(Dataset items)
^^^^^^^^

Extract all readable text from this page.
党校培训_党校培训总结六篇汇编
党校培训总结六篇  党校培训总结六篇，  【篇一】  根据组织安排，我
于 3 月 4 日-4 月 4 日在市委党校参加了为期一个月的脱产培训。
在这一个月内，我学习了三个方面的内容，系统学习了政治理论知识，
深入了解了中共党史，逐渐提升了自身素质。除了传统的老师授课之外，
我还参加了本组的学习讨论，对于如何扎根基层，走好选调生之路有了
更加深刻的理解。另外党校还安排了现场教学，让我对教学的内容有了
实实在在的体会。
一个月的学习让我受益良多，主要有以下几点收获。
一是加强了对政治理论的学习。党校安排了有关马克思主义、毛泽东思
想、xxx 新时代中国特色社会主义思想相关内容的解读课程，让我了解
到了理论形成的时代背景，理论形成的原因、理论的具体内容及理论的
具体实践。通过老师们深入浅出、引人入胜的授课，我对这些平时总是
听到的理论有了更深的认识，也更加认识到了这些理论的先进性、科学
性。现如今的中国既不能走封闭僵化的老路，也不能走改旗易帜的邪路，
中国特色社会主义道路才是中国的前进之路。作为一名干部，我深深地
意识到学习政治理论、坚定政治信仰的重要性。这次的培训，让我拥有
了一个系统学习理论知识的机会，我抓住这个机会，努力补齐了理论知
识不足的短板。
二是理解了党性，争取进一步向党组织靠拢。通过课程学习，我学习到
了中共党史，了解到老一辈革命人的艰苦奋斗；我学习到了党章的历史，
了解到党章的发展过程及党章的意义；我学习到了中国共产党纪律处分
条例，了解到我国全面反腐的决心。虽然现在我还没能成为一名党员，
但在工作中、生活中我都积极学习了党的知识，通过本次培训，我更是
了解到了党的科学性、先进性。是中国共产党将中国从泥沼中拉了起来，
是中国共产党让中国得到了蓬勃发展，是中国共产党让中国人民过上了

^^^^^^^^

Written request: Copy out each line exactly as written.

Expected answer:
Extract all readable text from this page.
党校培训_党校培训总结六篇汇编
党校培训总结六篇  党校培训总结六篇，  【篇一】  根据组织安排，我
于 3 月 4 日-4 月 4 日在市委党校参加了为期一个月的脱产培训。
在这一个月内，我学习了三个方面的内容，系统学习了政治理论知识，
深入了解了中共党史，逐渐提升了自身素质。除了传统的老师授课之外，
我还参加了本组的学习讨论，对于如何扎根基层，走好选调生之路有了
更加深刻的理解。另外党校还安排了现场教学，让我对教学的内容有了
实实在在的体会。
一个月的学习让我受益良多，主要有以下几点收获。
一是加强了对政治理论的学习。党校安排了有关马克思主义、毛泽东思
想、xxx 新时代中国特色社会主义思想相关内容的解读课程，让我了解
到了理论形成的时代背景，理论形成的原因、理论的具体内容及理论的
具体实践。通过老师们深入浅出、引人入胜的授课，我对这些平时总是
听到的理论有了更深的认识，也更加认识到了这些理论的先进性、科学
性。现如今的中国既不能走封闭僵化的老路，也不能走改旗易帜的邪路，
中国特色社会主义道路才是中国的前进之路。作为一名干部，我深深地
意识到学习政治理论、坚定政治信仰的重要性。这次的培训，让我拥有
了一个系统学习理论知识的机会，我抓住这个机会，努力补齐了理论知
识不足的短板。
二是理解了党性，争取进一步向党组织靠拢。通过课程学习，我学习到
了中共党史，了解到老一辈革命人的艰苦奋斗；我学习到了党章的历史，
了解到党章的发展过程及党章的意义；我学习到了中国共产党纪律处分
条例，了解到我国全面反腐的决心。虽然现在我还没能成为一名党员，
但在工作中、生活中我都积极学习了党的知识，通过本次培训，我更是
了解到了党的科学性、先进性。是中国共产党将中国从泥沼中拉了起来，
是中国共产党让中国得到了蓬勃发展，是中国共产党让中国人民过上了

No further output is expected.